Required task:
Write out all of the entries that follow, word for word, but skip the pictures.
┄┄┄┄┄┄
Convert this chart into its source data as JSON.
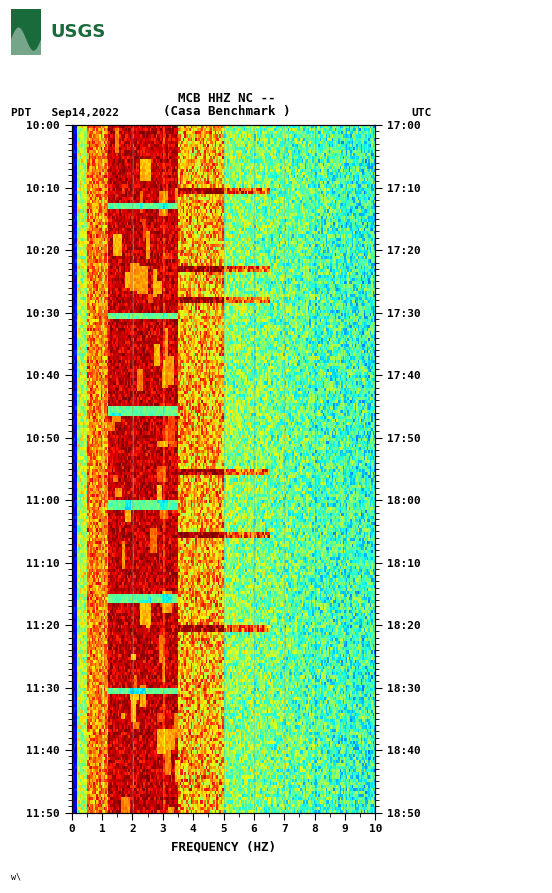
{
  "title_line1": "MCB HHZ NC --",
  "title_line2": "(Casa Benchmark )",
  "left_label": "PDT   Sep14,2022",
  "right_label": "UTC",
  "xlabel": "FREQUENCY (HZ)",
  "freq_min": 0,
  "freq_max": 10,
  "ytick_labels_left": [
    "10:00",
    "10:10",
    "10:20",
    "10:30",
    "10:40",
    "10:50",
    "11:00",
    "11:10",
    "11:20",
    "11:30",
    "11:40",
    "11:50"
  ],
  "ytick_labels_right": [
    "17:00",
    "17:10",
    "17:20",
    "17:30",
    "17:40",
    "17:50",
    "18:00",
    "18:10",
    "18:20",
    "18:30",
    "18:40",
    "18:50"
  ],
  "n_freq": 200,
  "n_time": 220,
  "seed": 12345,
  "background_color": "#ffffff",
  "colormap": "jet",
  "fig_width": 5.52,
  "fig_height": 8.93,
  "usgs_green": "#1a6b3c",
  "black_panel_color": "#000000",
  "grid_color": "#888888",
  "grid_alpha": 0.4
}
┄┄┄┄┄┄
Written response:
Convert this chart into its source data as JSON.
{
  "title_line1": "MCB HHZ NC --",
  "title_line2": "(Casa Benchmark )",
  "left_label": "PDT   Sep14,2022",
  "right_label": "UTC",
  "xlabel": "FREQUENCY (HZ)",
  "freq_min": 0,
  "freq_max": 10,
  "ytick_labels_left": [
    "10:00",
    "10:10",
    "10:20",
    "10:30",
    "10:40",
    "10:50",
    "11:00",
    "11:10",
    "11:20",
    "11:30",
    "11:40",
    "11:50"
  ],
  "ytick_labels_right": [
    "17:00",
    "17:10",
    "17:20",
    "17:30",
    "17:40",
    "17:50",
    "18:00",
    "18:10",
    "18:20",
    "18:30",
    "18:40",
    "18:50"
  ],
  "n_freq": 200,
  "n_time": 220,
  "seed": 12345,
  "background_color": "#ffffff",
  "colormap": "jet",
  "fig_width": 5.52,
  "fig_height": 8.93,
  "usgs_green": "#1a6b3c",
  "black_panel_color": "#000000",
  "grid_color": "#888888",
  "grid_alpha": 0.4
}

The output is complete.